# [OBJECTIVE]
Each line below should be quoted exactly, please.

# [ENTRIES SHOWN]
########################################
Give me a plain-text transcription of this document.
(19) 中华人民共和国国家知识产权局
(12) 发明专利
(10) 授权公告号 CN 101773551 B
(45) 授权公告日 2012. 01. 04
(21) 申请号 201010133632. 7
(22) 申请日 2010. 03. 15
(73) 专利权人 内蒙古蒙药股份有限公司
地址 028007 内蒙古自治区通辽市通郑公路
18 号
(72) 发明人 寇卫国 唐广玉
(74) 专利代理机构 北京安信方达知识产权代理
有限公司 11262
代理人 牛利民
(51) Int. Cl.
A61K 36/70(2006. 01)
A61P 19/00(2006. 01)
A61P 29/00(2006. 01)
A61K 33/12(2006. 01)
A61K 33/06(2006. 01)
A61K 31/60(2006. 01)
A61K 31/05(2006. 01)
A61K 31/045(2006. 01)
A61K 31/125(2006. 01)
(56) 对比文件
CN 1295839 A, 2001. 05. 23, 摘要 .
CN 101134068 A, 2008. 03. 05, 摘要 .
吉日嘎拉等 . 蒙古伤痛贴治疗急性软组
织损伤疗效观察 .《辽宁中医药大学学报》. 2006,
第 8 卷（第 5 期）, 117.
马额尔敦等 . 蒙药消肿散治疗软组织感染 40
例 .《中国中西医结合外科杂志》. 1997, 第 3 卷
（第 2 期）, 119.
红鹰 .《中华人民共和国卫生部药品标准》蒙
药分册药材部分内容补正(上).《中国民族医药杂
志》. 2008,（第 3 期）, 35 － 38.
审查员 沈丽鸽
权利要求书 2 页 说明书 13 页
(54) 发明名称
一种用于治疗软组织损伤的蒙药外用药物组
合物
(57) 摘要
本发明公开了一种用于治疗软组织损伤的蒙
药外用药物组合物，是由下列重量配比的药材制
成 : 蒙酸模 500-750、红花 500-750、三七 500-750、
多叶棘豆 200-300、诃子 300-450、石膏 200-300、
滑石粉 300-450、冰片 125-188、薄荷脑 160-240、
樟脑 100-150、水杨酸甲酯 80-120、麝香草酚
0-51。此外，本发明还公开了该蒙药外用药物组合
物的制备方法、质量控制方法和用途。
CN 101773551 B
########################################
# [COMPLETE OUTPUT]
Give me a plain-text transcription of this document.
(19) 中华人民共和国国家知识产权局
(12) 发明专利
(10) 授权公告号 CN 101773551 B
(45) 授权公告日 2012. 01. 04
(21) 申请号 201010133632. 7
(22) 申请日 2010. 03. 15
(73) 专利权人 内蒙古蒙药股份有限公司
地址 028007 内蒙古自治区通辽市通郑公路
18 号
(72) 发明人 寇卫国 唐广玉
(74) 专利代理机构 北京安信方达知识产权代理
有限公司 11262
代理人 牛利民
(51) Int. Cl.
A61K 36/70(2006. 01)
A61P 19/00(2006. 01)
A61P 29/00(2006. 01)
A61K 33/12(2006. 01)
A61K 33/06(2006. 01)
A61K 31/60(2006. 01)
A61K 31/05(2006. 01)
A61K 31/045(2006. 01)
A61K 31/125(2006. 01)
(56) 对比文件
CN 1295839 A, 2001. 05. 23, 摘要 .
CN 101134068 A, 2008. 03. 05, 摘要 .
吉日嘎拉等 . 蒙古伤痛贴治疗急性软组
织损伤疗效观察 .《辽宁中医药大学学报》. 2006,
第 8 卷（第 5 期）, 117.
马额尔敦等 . 蒙药消肿散治疗软组织感染 40
例 .《中国中西医结合外科杂志》. 1997, 第 3 卷
（第 2 期）, 119.
红鹰 .《中华人民共和国卫生部药品标准》蒙
药分册药材部分内容补正(上).《中国民族医药杂
志》. 2008,（第 3 期）, 35 － 38.
审查员 沈丽鸽
权利要求书 2 页 说明书 13 页
(54) 发明名称
一种用于治疗软组织损伤的蒙药外用药物组
合物
(57) 摘要
本发明公开了一种用于治疗软组织损伤的蒙
药外用药物组合物，是由下列重量配比的药材制
成 : 蒙酸模 500-750、红花 500-750、三七 500-750、
多叶棘豆 200-300、诃子 300-450、石膏 200-300、
滑石粉 300-450、冰片 125-188、薄荷脑 160-240、
樟脑 100-150、水杨酸甲酯 80-120、麝香草酚
0-51。此外，本发明还公开了该蒙药外用药物组合
物的制备方法、质量控制方法和用途。
CN 101773551 B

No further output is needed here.